Work to complete
Within the material below, find each line bearing the word "OSCM" and present it.

-------- Supplied data

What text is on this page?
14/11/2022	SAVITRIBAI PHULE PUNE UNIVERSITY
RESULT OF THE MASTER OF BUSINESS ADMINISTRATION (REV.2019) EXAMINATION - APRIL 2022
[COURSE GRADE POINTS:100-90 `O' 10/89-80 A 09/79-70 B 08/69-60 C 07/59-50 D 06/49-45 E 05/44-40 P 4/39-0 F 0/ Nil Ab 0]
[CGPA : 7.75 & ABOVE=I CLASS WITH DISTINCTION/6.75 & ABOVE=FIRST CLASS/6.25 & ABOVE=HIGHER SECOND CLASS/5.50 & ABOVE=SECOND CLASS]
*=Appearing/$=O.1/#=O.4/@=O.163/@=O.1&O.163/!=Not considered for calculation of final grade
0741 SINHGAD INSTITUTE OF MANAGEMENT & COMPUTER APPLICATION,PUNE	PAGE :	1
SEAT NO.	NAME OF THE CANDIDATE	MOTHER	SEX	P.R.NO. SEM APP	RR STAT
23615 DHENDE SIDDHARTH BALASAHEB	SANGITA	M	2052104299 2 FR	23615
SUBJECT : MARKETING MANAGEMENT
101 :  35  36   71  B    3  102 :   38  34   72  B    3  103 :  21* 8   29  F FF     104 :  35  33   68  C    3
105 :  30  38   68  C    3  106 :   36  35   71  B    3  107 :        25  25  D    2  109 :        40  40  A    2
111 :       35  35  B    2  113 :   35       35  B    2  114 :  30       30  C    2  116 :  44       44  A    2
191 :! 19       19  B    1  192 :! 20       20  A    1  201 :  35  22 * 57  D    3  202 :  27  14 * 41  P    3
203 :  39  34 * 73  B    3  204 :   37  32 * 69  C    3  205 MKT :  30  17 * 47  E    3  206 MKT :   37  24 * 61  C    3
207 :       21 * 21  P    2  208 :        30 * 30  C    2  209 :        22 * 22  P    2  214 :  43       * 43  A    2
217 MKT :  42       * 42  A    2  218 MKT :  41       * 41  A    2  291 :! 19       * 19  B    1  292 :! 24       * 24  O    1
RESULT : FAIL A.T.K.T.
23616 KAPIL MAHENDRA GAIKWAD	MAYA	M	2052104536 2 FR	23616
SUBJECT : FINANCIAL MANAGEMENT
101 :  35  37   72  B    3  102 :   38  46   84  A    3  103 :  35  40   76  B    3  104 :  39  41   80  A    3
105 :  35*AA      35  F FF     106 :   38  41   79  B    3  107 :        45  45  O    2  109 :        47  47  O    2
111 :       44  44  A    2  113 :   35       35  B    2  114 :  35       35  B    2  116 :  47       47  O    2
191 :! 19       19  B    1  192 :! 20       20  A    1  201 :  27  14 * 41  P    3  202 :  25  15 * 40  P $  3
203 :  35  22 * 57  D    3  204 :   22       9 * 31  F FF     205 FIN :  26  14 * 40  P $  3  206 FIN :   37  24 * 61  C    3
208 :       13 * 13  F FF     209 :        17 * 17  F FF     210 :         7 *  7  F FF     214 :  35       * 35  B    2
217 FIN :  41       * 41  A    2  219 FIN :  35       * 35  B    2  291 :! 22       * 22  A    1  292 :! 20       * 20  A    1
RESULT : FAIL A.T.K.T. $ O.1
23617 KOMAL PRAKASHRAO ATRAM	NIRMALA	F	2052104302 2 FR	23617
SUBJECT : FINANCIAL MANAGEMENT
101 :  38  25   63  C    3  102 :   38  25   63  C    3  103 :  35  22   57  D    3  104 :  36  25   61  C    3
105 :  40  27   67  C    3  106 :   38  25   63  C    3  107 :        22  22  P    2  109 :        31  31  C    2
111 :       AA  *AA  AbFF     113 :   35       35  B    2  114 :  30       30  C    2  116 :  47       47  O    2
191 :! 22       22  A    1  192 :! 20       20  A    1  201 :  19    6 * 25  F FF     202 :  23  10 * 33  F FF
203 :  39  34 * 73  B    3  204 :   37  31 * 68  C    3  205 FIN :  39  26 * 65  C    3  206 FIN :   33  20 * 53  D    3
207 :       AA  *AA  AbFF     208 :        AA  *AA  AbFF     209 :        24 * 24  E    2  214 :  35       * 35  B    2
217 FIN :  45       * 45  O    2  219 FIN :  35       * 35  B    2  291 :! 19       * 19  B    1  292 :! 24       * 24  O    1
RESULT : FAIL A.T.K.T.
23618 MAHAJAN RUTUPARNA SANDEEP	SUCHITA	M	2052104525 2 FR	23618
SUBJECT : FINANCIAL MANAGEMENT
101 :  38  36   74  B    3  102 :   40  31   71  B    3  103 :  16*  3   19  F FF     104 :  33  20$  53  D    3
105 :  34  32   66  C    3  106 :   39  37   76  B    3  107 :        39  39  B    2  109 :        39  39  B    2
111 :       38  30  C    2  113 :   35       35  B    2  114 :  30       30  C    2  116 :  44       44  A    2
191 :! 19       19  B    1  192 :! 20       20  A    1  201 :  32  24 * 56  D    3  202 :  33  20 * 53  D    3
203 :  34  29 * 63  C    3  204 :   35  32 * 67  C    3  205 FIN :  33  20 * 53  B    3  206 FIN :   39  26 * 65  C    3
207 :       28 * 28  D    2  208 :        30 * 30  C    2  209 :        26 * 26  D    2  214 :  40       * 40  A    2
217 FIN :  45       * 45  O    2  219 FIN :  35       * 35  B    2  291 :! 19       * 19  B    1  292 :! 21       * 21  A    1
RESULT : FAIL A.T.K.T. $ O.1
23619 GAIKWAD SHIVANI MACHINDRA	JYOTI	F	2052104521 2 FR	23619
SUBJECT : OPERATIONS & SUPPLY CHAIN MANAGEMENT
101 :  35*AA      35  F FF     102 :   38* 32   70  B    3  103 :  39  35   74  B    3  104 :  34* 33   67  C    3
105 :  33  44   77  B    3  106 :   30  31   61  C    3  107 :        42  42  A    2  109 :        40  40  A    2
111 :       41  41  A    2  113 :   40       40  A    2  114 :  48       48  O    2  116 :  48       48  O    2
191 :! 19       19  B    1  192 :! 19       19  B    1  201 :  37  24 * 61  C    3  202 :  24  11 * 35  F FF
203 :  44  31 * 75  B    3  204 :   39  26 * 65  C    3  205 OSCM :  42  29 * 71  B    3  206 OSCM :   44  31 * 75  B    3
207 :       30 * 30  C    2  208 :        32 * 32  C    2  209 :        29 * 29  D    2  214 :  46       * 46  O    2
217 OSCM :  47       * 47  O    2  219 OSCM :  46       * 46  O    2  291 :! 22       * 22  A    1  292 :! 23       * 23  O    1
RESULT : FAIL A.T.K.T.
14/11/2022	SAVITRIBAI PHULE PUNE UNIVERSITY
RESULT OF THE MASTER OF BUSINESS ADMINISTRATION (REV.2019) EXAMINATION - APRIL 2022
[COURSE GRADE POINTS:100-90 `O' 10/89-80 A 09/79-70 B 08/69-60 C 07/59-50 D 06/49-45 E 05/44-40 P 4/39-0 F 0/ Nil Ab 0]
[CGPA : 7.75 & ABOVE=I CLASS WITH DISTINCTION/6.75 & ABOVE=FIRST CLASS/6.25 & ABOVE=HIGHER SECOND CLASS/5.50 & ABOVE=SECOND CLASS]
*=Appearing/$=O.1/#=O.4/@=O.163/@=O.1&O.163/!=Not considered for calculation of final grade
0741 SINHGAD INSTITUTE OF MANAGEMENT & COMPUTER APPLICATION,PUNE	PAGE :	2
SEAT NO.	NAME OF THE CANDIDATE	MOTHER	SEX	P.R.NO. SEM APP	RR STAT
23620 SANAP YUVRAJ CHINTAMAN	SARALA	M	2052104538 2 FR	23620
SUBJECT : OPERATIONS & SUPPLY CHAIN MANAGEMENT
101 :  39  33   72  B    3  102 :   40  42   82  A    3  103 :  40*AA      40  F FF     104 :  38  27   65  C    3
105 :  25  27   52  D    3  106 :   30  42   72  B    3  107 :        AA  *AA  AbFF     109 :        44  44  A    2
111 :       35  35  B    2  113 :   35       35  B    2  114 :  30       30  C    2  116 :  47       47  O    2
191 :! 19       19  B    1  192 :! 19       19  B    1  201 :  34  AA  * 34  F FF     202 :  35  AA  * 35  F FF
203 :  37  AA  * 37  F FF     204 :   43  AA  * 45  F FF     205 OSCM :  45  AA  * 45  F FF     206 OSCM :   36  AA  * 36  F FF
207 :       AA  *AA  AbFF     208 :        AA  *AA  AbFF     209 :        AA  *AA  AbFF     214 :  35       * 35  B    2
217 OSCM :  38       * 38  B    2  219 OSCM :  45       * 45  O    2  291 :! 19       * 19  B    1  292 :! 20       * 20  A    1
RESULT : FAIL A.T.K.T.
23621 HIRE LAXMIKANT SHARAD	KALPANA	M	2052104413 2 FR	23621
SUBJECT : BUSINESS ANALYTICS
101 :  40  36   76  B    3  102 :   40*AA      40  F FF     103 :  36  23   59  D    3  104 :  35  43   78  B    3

----------------

Written answer
203 :  44  31 * 75  B    3  204 :   39  26 * 65  C    3  205 OSCM :  42  29 * 71  B    3  206 OSCM :   44  31 * 75  B    3
217 OSCM :  47       * 47  O    2  219 OSCM :  46       * 46  O    2  291 :! 22       * 22  A    1  292 :! 23       * 23  O    1
203 :  37  AA  * 37  F FF     204 :   43  AA  * 45  F FF     205 OSCM :  45  AA  * 45  F FF     206 OSCM :   36  AA  * 36  F FF
217 OSCM :  38       * 38  B    2  219 OSCM :  45       * 45  O    2  291 :! 19       * 19  B    1  292 :! 20       * 20  A    1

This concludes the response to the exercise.